What you are asked to do
The entries that follow should be written out exactly.
## start
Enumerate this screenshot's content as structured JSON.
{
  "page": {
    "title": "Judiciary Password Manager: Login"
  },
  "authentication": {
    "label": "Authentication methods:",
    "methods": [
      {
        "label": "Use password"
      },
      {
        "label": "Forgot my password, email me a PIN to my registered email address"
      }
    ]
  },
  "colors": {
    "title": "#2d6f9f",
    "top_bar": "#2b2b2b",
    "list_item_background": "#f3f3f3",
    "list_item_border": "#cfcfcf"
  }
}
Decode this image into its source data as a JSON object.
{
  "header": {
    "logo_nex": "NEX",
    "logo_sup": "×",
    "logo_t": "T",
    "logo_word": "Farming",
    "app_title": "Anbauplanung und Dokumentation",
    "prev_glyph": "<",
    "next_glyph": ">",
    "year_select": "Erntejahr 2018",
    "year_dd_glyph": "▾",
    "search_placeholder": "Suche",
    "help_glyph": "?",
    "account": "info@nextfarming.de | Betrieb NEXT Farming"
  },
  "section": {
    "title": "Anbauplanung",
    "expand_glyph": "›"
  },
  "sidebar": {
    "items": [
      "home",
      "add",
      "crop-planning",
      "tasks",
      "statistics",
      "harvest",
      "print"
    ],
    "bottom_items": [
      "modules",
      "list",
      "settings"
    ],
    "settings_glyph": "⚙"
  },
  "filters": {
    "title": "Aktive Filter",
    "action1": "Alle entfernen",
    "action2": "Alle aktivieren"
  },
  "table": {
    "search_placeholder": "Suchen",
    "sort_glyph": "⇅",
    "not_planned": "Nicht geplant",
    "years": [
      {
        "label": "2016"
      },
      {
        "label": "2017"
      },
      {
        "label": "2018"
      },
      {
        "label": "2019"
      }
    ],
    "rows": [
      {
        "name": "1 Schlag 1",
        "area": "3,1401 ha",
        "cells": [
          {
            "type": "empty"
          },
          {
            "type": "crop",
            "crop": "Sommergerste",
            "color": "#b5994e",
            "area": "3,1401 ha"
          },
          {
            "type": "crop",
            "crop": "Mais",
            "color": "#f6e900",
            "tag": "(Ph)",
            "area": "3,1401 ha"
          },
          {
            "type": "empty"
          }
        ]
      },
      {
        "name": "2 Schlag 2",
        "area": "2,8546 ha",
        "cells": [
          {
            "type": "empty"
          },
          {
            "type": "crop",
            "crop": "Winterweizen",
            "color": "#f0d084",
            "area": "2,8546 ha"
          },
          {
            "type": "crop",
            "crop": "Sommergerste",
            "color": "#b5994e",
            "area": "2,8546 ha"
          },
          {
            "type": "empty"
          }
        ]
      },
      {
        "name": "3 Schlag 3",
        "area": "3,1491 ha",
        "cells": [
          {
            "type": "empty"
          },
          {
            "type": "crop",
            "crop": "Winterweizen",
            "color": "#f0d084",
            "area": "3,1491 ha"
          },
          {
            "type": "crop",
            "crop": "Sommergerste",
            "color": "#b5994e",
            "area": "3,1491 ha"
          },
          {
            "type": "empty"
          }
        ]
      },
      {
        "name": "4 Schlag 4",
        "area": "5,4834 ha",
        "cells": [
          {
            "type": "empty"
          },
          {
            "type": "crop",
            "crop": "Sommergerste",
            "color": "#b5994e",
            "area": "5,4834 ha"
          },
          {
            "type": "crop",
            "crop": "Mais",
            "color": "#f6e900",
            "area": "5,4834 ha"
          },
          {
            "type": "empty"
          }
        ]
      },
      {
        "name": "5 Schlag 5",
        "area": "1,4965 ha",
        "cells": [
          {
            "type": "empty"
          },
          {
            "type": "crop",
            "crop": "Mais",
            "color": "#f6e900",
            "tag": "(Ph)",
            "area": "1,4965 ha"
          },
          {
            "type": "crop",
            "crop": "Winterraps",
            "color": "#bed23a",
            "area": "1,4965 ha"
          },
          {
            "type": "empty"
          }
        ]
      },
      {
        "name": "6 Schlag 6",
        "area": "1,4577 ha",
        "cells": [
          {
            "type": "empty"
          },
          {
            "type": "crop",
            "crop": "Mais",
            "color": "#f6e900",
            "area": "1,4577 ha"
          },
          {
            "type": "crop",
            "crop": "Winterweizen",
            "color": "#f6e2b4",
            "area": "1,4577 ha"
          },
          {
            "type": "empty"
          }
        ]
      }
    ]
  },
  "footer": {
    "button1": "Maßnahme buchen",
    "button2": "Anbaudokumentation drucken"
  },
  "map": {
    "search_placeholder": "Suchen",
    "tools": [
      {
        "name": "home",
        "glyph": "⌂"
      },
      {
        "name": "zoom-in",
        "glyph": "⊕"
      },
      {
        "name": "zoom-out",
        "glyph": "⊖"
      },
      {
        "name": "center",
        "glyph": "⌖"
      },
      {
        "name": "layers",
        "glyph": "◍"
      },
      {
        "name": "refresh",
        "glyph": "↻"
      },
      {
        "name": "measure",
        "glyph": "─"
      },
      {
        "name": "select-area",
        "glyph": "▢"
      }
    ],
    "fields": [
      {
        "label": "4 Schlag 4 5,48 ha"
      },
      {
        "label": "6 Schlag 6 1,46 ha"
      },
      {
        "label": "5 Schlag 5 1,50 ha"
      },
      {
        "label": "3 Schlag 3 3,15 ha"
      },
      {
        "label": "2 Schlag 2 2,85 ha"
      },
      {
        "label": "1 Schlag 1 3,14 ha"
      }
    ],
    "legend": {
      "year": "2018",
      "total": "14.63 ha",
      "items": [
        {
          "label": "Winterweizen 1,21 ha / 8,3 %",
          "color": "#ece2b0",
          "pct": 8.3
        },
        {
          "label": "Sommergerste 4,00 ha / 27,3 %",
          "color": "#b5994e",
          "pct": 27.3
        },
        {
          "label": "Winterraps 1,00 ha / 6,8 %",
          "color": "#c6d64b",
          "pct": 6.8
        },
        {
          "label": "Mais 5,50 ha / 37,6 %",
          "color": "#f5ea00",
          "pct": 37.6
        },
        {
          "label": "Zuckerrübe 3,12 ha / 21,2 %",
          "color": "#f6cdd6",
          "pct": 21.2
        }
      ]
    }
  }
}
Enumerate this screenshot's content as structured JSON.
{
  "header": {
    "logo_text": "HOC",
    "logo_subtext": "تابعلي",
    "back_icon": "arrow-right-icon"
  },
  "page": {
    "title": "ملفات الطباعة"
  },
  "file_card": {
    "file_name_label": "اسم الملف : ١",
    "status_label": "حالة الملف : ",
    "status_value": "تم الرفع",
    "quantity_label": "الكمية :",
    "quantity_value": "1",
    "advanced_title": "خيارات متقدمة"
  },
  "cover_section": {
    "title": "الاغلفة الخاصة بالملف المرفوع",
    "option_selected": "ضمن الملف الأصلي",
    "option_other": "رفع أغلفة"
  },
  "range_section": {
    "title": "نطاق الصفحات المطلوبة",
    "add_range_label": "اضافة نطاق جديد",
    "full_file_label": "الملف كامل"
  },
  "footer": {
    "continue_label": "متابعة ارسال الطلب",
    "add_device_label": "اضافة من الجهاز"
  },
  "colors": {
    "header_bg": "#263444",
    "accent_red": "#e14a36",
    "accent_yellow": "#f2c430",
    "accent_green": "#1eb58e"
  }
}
## end
Complete response
Enumerate this screenshot's content as structured JSON.
{
  "page": {
    "title": "Judiciary Password Manager: Login"
  },
  "authentication": {
    "label": "Authentication methods:",
    "methods": [
      {
        "label": "Use password"
      },
      {
        "label": "Forgot my password, email me a PIN to my registered email address"
      }
    ]
  },
  "colors": {
    "title": "#2d6f9f",
    "top_bar": "#2b2b2b",
    "list_item_background": "#f3f3f3",
    "list_item_border": "#cfcfcf"
  }
}
Decode this image into its source data as a JSON object.
{
  "header": {
    "logo_nex": "NEX",
    "logo_sup": "×",
    "logo_t": "T",
    "logo_word": "Farming",
    "app_title": "Anbauplanung und Dokumentation",
    "prev_glyph": "<",
    "next_glyph": ">",
    "year_select": "Erntejahr 2018",
    "year_dd_glyph": "▾",
    "search_placeholder": "Suche",
    "help_glyph": "?",
    "account": "info@nextfarming.de | Betrieb NEXT Farming"
  },
  "section": {
    "title": "Anbauplanung",
    "expand_glyph": "›"
  },
  "sidebar": {
    "items": [
      "home",
      "add",
      "crop-planning",
      "tasks",
      "statistics",
      "harvest",
      "print"
    ],
    "bottom_items": [
      "modules",
      "list",
      "settings"
    ],
    "settings_glyph": "⚙"
  },
  "filters": {
    "title": "Aktive Filter",
    "action1": "Alle entfernen",
    "action2": "Alle aktivieren"
  },
  "table": {
    "search_placeholder": "Suchen",
    "sort_glyph": "⇅",
    "not_planned": "Nicht geplant",
    "years": [
      {
        "label": "2016"
      },
      {
        "label": "2017"
      },
      {
        "label": "2018"
      },
      {
        "label": "2019"
      }
    ],
    "rows": [
      {
        "name": "1 Schlag 1",
        "area": "3,1401 ha",
        "cells": [
          {
            "type": "empty"
          },
          {
            "type": "crop",
            "crop": "Sommergerste",
            "color": "#b5994e",
            "area": "3,1401 ha"
          },
          {
            "type": "crop",
            "crop": "Mais",
            "color": "#f6e900",
            "tag": "(Ph)",
            "area": "3,1401 ha"
          },
          {
            "type": "empty"
          }
        ]
      },
      {
        "name": "2 Schlag 2",
        "area": "2,8546 ha",
        "cells": [
          {
            "type": "empty"
          },
          {
            "type": "crop",
            "crop": "Winterweizen",
            "color": "#f0d084",
            "area": "2,8546 ha"
          },
          {
            "type": "crop",
            "crop": "Sommergerste",
            "color": "#b5994e",
            "area": "2,8546 ha"
          },
          {
            "type": "empty"
          }
        ]
      },
      {
        "name": "3 Schlag 3",
        "area": "3,1491 ha",
        "cells": [
          {
            "type": "empty"
          },
          {
            "type": "crop",
            "crop": "Winterweizen",
            "color": "#f0d084",
            "area": "3,1491 ha"
          },
          {
            "type": "crop",
            "crop": "Sommergerste",
            "color": "#b5994e",
            "area": "3,1491 ha"
          },
          {
            "type": "empty"
          }
        ]
      },
      {
        "name": "4 Schlag 4",
        "area": "5,4834 ha",
        "cells": [
          {
            "type": "empty"
          },
          {
            "type": "crop",
            "crop": "Sommergerste",
            "color": "#b5994e",
            "area": "5,4834 ha"
          },
          {
            "type": "crop",
            "crop": "Mais",
            "color": "#f6e900",
            "area": "5,4834 ha"
          },
          {
            "type": "empty"
          }
        ]
      },
      {
        "name": "5 Schlag 5",
        "area": "1,4965 ha",
        "cells": [
          {
            "type": "empty"
          },
          {
            "type": "crop",
            "crop": "Mais",
            "color": "#f6e900",
            "tag": "(Ph)",
            "area": "1,4965 ha"
          },
          {
            "type": "crop",
            "crop": "Winterraps",
            "color": "#bed23a",
            "area": "1,4965 ha"
          },
          {
            "type": "empty"
          }
        ]
      },
      {
        "name": "6 Schlag 6",
        "area": "1,4577 ha",
        "cells": [
          {
            "type": "empty"
          },
          {
            "type": "crop",
            "crop": "Mais",
            "color": "#f6e900",
            "area": "1,4577 ha"
          },
          {
            "type": "crop",
            "crop": "Winterweizen",
            "color": "#f6e2b4",
            "area": "1,4577 ha"
          },
          {
            "type": "empty"
          }
        ]
      }
    ]
  },
  "footer": {
    "button1": "Maßnahme buchen",
    "button2": "Anbaudokumentation drucken"
  },
  "map": {
    "search_placeholder": "Suchen",
    "tools": [
      {
        "name": "home",
        "glyph": "⌂"
      },
      {
        "name": "zoom-in",
        "glyph": "⊕"
      },
      {
        "name": "zoom-out",
        "glyph": "⊖"
      },
      {
        "name": "center",
        "glyph": "⌖"
      },
      {
        "name": "layers",
        "glyph": "◍"
      },
      {
        "name": "refresh",
        "glyph": "↻"
      },
      {
        "name": "measure",
        "glyph": "─"
      },
      {
        "name": "select-area",
        "glyph": "▢"
      }
    ],
    "fields": [
      {
        "label": "4 Schlag 4 5,48 ha"
      },
      {
        "label": "6 Schlag 6 1,46 ha"
      },
      {
        "label": "5 Schlag 5 1,50 ha"
      },
      {
        "label": "3 Schlag 3 3,15 ha"
      },
      {
        "label": "2 Schlag 2 2,85 ha"
      },
      {
        "label": "1 Schlag 1 3,14 ha"
      }
    ],
    "legend": {
      "year": "2018",
      "total": "14.63 ha",
      "items": [
        {
          "label": "Winterweizen 1,21 ha / 8,3 %",
          "color": "#ece2b0",
          "pct": 8.3
        },
        {
          "label": "Sommergerste 4,00 ha / 27,3 %",
          "color": "#b5994e",
          "pct": 27.3
        },
        {
          "label": "Winterraps 1,00 ha / 6,8 %",
          "color": "#c6d64b",
          "pct": 6.8
        },
        {
          "label": "Mais 5,50 ha / 37,6 %",
          "color": "#f5ea00",
          "pct": 37.6
        },
        {
          "label": "Zuckerrübe 3,12 ha / 21,2 %",
          "color": "#f6cdd6",
          "pct": 21.2
        }
      ]
    }
  }
}
Enumerate this screenshot's content as structured JSON.
{
  "header": {
    "logo_text": "HOC",
    "logo_subtext": "تابعلي",
    "back_icon": "arrow-right-icon"
  },
  "page": {
    "title": "ملفات الطباعة"
  },
  "file_card": {
    "file_name_label": "اسم الملف : ١",
    "status_label": "حالة الملف : ",
    "status_value": "تم الرفع",
    "quantity_label": "الكمية :",
    "quantity_value": "1",
    "advanced_title": "خيارات متقدمة"
  },
  "cover_section": {
    "title": "الاغلفة الخاصة بالملف المرفوع",
    "option_selected": "ضمن الملف الأصلي",
    "option_other": "رفع أغلفة"
  },
  "range_section": {
    "title": "نطاق الصفحات المطلوبة",
    "add_range_label": "اضافة نطاق جديد",
    "full_file_label": "الملف كامل"
  },
  "footer": {
    "continue_label": "متابعة ارسال الطلب",
    "add_device_label": "اضافة من الجهاز"
  },
  "colors": {
    "header_bg": "#263444",
    "accent_red": "#e14a36",
    "accent_yellow": "#f2c430",
    "accent_green": "#1eb58e"
  }
}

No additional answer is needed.